### INSTRUCTION:
Print the listing below in its entirety, character for character.

### MATERIAL FOR THIS TASK:
============

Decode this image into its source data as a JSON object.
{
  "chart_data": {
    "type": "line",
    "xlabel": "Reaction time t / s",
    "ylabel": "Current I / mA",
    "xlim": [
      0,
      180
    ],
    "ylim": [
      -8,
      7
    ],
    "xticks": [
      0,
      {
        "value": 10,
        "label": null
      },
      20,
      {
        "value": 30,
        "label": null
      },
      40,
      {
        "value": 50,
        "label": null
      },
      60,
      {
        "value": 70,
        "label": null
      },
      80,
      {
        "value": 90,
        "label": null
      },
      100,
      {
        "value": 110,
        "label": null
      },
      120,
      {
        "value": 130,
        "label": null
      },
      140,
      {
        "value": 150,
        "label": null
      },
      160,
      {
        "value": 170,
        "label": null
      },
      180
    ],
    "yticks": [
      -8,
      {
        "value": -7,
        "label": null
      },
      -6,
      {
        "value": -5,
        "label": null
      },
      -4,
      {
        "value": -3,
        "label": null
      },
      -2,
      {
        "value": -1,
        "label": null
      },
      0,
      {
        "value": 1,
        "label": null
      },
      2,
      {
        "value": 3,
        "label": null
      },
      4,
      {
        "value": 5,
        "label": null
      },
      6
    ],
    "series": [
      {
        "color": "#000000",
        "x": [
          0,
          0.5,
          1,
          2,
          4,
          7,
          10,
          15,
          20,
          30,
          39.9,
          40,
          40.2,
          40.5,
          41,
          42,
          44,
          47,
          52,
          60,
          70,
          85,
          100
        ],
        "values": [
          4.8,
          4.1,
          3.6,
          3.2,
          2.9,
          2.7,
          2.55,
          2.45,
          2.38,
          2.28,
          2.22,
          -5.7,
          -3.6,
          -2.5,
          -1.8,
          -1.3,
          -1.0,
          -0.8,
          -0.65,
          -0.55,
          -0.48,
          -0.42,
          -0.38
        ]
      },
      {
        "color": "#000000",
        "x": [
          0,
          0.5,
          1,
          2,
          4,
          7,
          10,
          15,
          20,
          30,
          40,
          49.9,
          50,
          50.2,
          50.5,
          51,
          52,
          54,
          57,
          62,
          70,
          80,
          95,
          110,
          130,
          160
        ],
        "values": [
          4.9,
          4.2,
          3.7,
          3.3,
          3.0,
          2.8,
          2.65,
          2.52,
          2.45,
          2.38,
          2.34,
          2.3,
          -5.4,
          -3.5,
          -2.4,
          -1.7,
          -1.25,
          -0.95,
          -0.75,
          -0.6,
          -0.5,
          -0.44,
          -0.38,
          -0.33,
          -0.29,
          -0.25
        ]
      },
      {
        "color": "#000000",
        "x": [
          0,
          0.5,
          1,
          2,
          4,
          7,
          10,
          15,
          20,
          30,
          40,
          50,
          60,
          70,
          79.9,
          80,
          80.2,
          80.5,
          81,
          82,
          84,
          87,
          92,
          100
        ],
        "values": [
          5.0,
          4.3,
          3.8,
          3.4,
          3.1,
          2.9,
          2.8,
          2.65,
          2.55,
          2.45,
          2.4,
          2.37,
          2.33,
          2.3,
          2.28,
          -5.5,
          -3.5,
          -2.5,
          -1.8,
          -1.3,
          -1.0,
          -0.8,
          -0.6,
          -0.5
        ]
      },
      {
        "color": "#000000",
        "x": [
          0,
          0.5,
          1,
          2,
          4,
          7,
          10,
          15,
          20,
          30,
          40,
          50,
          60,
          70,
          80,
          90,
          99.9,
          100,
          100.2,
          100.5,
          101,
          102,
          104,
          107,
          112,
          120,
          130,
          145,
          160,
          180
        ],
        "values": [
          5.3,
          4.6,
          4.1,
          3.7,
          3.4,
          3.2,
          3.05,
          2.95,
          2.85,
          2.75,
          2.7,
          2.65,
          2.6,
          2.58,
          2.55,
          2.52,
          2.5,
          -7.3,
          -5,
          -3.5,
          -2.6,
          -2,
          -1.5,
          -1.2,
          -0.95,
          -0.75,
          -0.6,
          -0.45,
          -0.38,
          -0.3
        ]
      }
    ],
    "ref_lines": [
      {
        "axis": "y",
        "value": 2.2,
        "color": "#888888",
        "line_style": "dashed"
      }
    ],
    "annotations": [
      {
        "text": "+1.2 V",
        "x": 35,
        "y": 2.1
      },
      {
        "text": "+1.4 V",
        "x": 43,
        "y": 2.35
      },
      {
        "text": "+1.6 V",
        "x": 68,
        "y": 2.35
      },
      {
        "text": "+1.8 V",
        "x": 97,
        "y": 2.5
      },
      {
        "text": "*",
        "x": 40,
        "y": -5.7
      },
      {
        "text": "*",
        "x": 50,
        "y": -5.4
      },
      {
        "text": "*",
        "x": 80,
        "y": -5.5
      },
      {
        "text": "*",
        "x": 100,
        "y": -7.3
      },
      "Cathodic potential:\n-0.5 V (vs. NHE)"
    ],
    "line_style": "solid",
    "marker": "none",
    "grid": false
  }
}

============

### THE REPLY:
Decode this image into its source data as a JSON object.
{
  "chart_data": {
    "type": "line",
    "xlabel": "Reaction time t / s",
    "ylabel": "Current I / mA",
    "xlim": [
      0,
      180
    ],
    "ylim": [
      -8,
      7
    ],
    "xticks": [
      0,
      {
        "value": 10,
        "label": null
      },
      20,
      {
        "value": 30,
        "label": null
      },
      40,
      {
        "value": 50,
        "label": null
      },
      60,
      {
        "value": 70,
        "label": null
      },
      80,
      {
        "value": 90,
        "label": null
      },
      100,
      {
        "value": 110,
        "label": null
      },
      120,
      {
        "value": 130,
        "label": null
      },
      140,
      {
        "value": 150,
        "label": null
      },
      160,
      {
        "value": 170,
        "label": null
      },
      180
    ],
    "yticks": [
      -8,
      {
        "value": -7,
        "label": null
      },
      -6,
      {
        "value": -5,
        "label": null
      },
      -4,
      {
        "value": -3,
        "label": null
      },
      -2,
      {
        "value": -1,
        "label": null
      },
      0,
      {
        "value": 1,
        "label": null
      },
      2,
      {
        "value": 3,
        "label": null
      },
      4,
      {
        "value": 5,
        "label": null
      },
      6
    ],
    "series": [
      {
        "color": "#000000",
        "x": [
          0,
          0.5,
          1,
          2,
          4,
          7,
          10,
          15,
          20,
          30,
          39.9,
          40,
          40.2,
          40.5,
          41,
          42,
          44,
          47,
          52,
          60,
          70,
          85,
          100
        ],
        "values": [
          4.8,
          4.1,
          3.6,
          3.2,
          2.9,
          2.7,
          2.55,
          2.45,
          2.38,
          2.28,
          2.22,
          -5.7,
          -3.6,
          -2.5,
          -1.8,
          -1.3,
          -1.0,
          -0.8,
          -0.65,
          -0.55,
          -0.48,
          -0.42,
          -0.38
        ]
      },
      {
        "color": "#000000",
        "x": [
          0,
          0.5,
          1,
          2,
          4,
          7,
          10,
          15,
          20,
          30,
          40,
          49.9,
          50,
          50.2,
          50.5,
          51,
          52,
          54,
          57,
          62,
          70,
          80,
          95,
          110,
          130,
          160
        ],
        "values": [
          4.9,
          4.2,
          3.7,
          3.3,
          3.0,
          2.8,
          2.65,
          2.52,
          2.45,
          2.38,
          2.34,
          2.3,
          -5.4,
          -3.5,
          -2.4,
          -1.7,
          -1.25,
          -0.95,
          -0.75,
          -0.6,
          -0.5,
          -0.44,
          -0.38,
          -0.33,
          -0.29,
          -0.25
        ]
      },
      {
        "color": "#000000",
        "x": [
          0,
          0.5,
          1,
          2,
          4,
          7,
          10,
          15,
          20,
          30,
          40,
          50,
          60,
          70,
          79.9,
          80,
          80.2,
          80.5,
          81,
          82,
          84,
          87,
          92,
          100
        ],
        "values": [
          5.0,
          4.3,
          3.8,
          3.4,
          3.1,
          2.9,
          2.8,
          2.65,
          2.55,
          2.45,
          2.4,
          2.37,
          2.33,
          2.3,
          2.28,
          -5.5,
          -3.5,
          -2.5,
          -1.8,
          -1.3,
          -1.0,
          -0.8,
          -0.6,
          -0.5
        ]
      },
      {
        "color": "#000000",
        "x": [
          0,
          0.5,
          1,
          2,
          4,
          7,
          10,
          15,
          20,
          30,
          40,
          50,
          60,
          70,
          80,
          90,
          99.9,
          100,
          100.2,
          100.5,
          101,
          102,
          104,
          107,
          112,
          120,
          130,
          145,
          160,
          180
        ],
        "values": [
          5.3,
          4.6,
          4.1,
          3.7,
          3.4,
          3.2,
          3.05,
          2.95,
          2.85,
          2.75,
          2.7,
          2.65,
          2.6,
          2.58,
          2.55,
          2.52,
          2.5,
          -7.3,
          -5,
          -3.5,
          -2.6,
          -2,
          -1.5,
          -1.2,
          -0.95,
          -0.75,
          -0.6,
          -0.45,
          -0.38,
          -0.3
        ]
      }
    ],
    "ref_lines": [
      {
        "axis": "y",
        "value": 2.2,
        "color": "#888888",
        "line_style": "dashed"
      }
    ],
    "annotations": [
      {
        "text": "+1.2 V",
        "x": 35,
        "y": 2.1
      },
      {
        "text": "+1.4 V",
        "x": 43,
        "y": 2.35
      },
      {
        "text": "+1.6 V",
        "x": 68,
        "y": 2.35
      },
      {
        "text": "+1.8 V",
        "x": 97,
        "y": 2.5
      },
      {
        "text": "*",
        "x": 40,
        "y": -5.7
      },
      {
        "text": "*",
        "x": 50,
        "y": -5.4
      },
      {
        "text": "*",
        "x": 80,
        "y": -5.5
      },
      {
        "text": "*",
        "x": 100,
        "y": -7.3
      },
      "Cathodic potential:\n-0.5 V (vs. NHE)"
    ],
    "line_style": "solid",
    "marker": "none",
    "grid": false
  }
}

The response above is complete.